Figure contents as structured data
┄┄┄┄┄┄┄┄┄┄
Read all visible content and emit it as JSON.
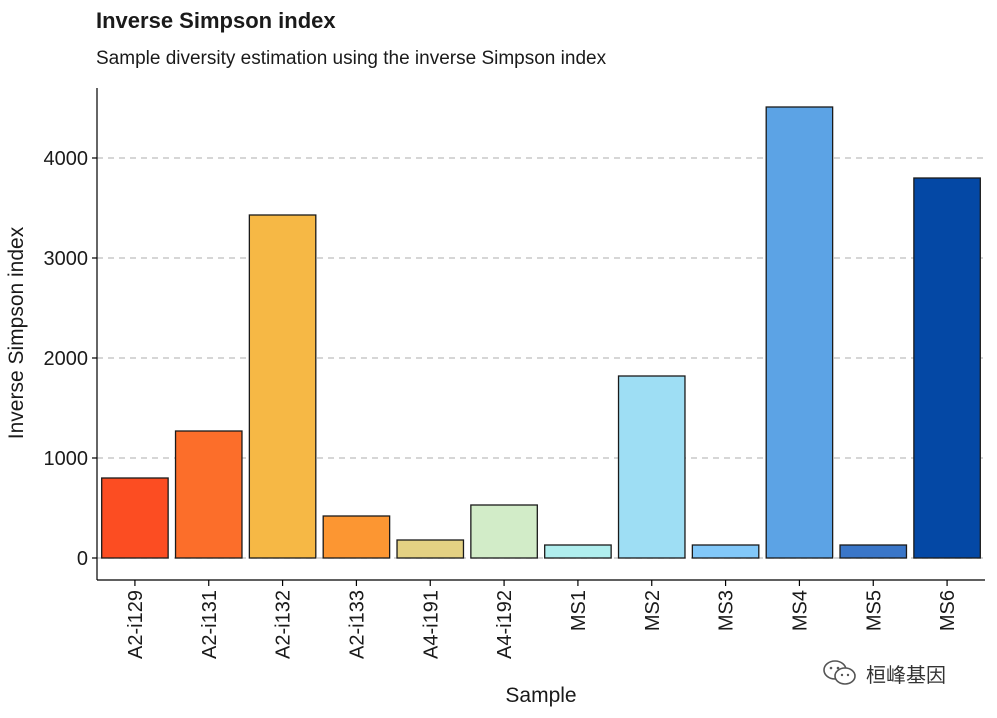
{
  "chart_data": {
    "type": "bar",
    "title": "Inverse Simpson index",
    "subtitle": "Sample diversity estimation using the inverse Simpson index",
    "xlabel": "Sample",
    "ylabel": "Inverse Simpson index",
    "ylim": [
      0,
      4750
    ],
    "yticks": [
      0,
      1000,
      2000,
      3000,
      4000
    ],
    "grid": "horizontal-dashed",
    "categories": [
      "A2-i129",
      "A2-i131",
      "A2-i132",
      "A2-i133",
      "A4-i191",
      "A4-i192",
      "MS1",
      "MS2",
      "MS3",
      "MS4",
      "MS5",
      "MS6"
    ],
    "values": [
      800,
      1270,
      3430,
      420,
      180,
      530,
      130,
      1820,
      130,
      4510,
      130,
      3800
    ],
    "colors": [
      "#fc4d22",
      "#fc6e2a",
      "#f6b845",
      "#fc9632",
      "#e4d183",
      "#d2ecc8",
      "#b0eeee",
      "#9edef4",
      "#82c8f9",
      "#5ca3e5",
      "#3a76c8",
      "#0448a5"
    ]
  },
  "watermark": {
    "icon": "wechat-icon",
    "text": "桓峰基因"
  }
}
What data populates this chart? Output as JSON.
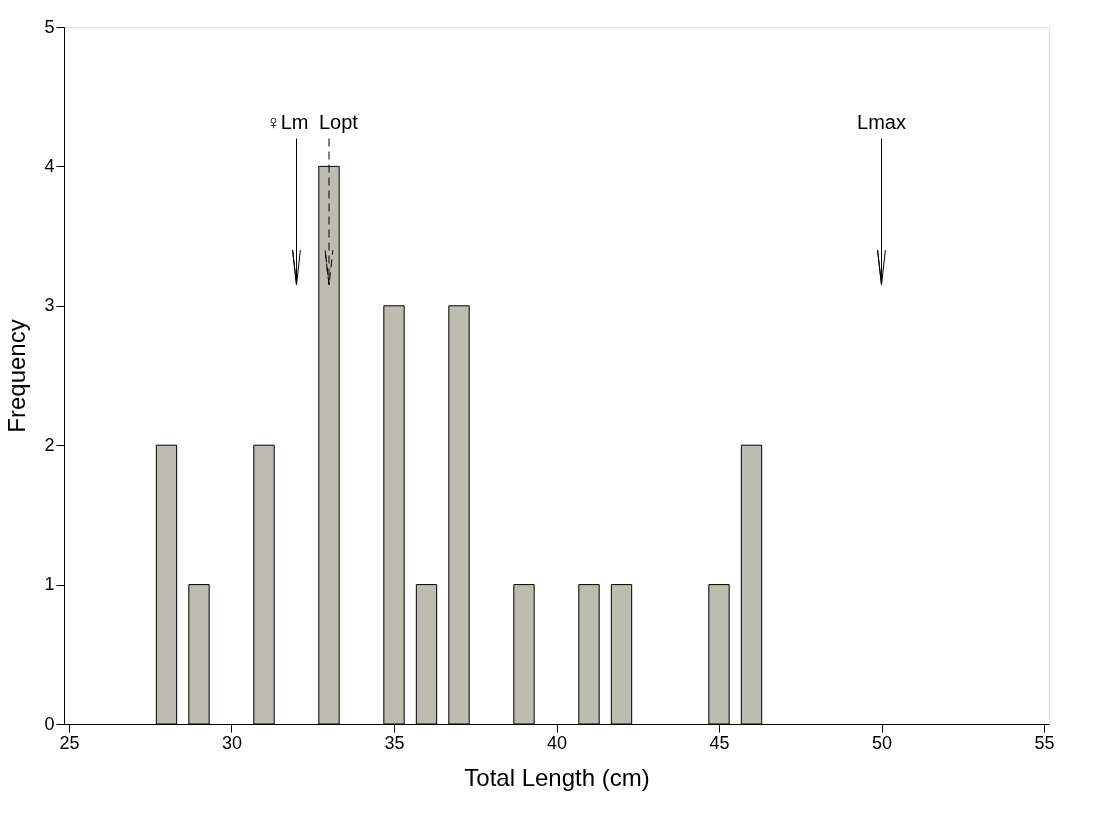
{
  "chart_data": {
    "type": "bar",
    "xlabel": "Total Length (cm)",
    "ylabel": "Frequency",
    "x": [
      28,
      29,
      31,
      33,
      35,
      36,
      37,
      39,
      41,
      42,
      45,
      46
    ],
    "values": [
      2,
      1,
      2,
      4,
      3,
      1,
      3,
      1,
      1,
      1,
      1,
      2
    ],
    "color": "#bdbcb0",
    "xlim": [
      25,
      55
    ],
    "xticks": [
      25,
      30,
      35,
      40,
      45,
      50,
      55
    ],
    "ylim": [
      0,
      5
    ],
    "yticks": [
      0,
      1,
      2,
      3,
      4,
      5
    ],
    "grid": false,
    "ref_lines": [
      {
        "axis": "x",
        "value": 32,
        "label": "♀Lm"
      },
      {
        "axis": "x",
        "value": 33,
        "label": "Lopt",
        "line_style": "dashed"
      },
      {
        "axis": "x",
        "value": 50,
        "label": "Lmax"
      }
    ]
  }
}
┄┄┄┄┄┄┄┄┄┄
Problem statement :: In the records above, find the line containing "What data populates", then please restate it and each line after it word for word, pictures excluded.

Complete response ::
What data populates this chart? Output as JSON.
{
  "chart_data": {
    "type": "bar",
    "xlabel": "Total Length (cm)",
    "ylabel": "Frequency",
    "x": [
      28,
      29,
      31,
      33,
      35,
      36,
      37,
      39,
      41,
      42,
      45,
      46
    ],
    "values": [
      2,
      1,
      2,
      4,
      3,
      1,
      3,
      1,
      1,
      1,
      1,
      2
    ],
    "color": "#bdbcb0",
    "xlim": [
      25,
      55
    ],
    "xticks": [
      25,
      30,
      35,
      40,
      45,
      50,
      55
    ],
    "ylim": [
      0,
      5
    ],
    "yticks": [
      0,
      1,
      2,
      3,
      4,
      5
    ],
    "grid": false,
    "ref_lines": [
      {
        "axis": "x",
        "value": 32,
        "label": "♀Lm"
      },
      {
        "axis": "x",
        "value": 33,
        "label": "Lopt",
        "line_style": "dashed"
      },
      {
        "axis": "x",
        "value": 50,
        "label": "Lmax"
      }
    ]
  }
}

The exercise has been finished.